* [TASK] Reproduce every entry exactly as shown.

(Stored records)
········

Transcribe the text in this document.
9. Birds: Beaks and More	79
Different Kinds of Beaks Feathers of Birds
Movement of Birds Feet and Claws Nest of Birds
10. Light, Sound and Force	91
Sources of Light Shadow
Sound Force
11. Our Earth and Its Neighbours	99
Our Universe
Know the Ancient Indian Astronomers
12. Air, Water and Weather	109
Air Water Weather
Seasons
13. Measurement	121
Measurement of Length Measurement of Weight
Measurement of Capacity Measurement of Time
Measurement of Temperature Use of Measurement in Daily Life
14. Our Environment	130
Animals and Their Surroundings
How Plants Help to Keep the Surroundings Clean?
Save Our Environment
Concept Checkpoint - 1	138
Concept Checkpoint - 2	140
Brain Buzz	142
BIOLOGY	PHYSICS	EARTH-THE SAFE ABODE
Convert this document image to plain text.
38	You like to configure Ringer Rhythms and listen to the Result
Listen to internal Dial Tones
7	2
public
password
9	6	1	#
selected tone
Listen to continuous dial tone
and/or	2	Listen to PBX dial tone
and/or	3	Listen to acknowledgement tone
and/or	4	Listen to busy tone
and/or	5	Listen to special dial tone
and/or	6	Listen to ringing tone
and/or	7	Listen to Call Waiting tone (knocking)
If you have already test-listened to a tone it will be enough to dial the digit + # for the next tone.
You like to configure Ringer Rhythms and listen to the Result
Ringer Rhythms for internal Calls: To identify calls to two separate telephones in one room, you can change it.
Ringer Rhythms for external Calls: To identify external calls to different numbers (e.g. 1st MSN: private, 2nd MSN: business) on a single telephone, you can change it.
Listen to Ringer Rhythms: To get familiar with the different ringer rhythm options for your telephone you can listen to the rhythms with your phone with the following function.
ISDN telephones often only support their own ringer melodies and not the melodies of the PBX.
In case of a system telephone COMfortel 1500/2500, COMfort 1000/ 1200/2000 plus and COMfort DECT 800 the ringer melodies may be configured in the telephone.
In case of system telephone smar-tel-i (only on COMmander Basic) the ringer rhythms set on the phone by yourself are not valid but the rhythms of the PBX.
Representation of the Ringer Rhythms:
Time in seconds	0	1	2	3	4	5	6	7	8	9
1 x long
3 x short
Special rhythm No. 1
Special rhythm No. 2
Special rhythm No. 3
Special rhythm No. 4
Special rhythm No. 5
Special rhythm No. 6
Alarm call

········

* [OUTPUT FOR THIS TASK]
Transcribe the text in this document.
9. Birds: Beaks and More	79
Different Kinds of Beaks Feathers of Birds
Movement of Birds Feet and Claws Nest of Birds
10. Light, Sound and Force	91
Sources of Light Shadow
Sound Force
11. Our Earth and Its Neighbours	99
Our Universe
Know the Ancient Indian Astronomers
12. Air, Water and Weather	109
Air Water Weather
Seasons
13. Measurement	121
Measurement of Length Measurement of Weight
Measurement of Capacity Measurement of Time
Measurement of Temperature Use of Measurement in Daily Life
14. Our Environment	130
Animals and Their Surroundings
How Plants Help to Keep the Surroundings Clean?
Save Our Environment
Concept Checkpoint - 1	138
Concept Checkpoint - 2	140
Brain Buzz	142
BIOLOGY	PHYSICS	EARTH-THE SAFE ABODE
Convert this document image to plain text.
38	You like to configure Ringer Rhythms and listen to the Result
Listen to internal Dial Tones
7	2
public
password
9	6	1	#
selected tone
Listen to continuous dial tone
and/or	2	Listen to PBX dial tone
and/or	3	Listen to acknowledgement tone
and/or	4	Listen to busy tone
and/or	5	Listen to special dial tone
and/or	6	Listen to ringing tone
and/or	7	Listen to Call Waiting tone (knocking)
If you have already test-listened to a tone it will be enough to dial the digit + # for the next tone.
You like to configure Ringer Rhythms and listen to the Result
Ringer Rhythms for internal Calls: To identify calls to two separate telephones in one room, you can change it.
Ringer Rhythms for external Calls: To identify external calls to different numbers (e.g. 1st MSN: private, 2nd MSN: business) on a single telephone, you can change it.
Listen to Ringer Rhythms: To get familiar with the different ringer rhythm options for your telephone you can listen to the rhythms with your phone with the following function.
ISDN telephones often only support their own ringer melodies and not the melodies of the PBX.
In case of a system telephone COMfortel 1500/2500, COMfort 1000/ 1200/2000 plus and COMfort DECT 800 the ringer melodies may be configured in the telephone.
In case of system telephone smar-tel-i (only on COMmander Basic) the ringer rhythms set on the phone by yourself are not valid but the rhythms of the PBX.
Representation of the Ringer Rhythms:
Time in seconds	0	1	2	3	4	5	6	7	8	9
1 x long
3 x short
Special rhythm No. 1
Special rhythm No. 2
Special rhythm No. 3
Special rhythm No. 4
Special rhythm No. 5
Special rhythm No. 6
Alarm call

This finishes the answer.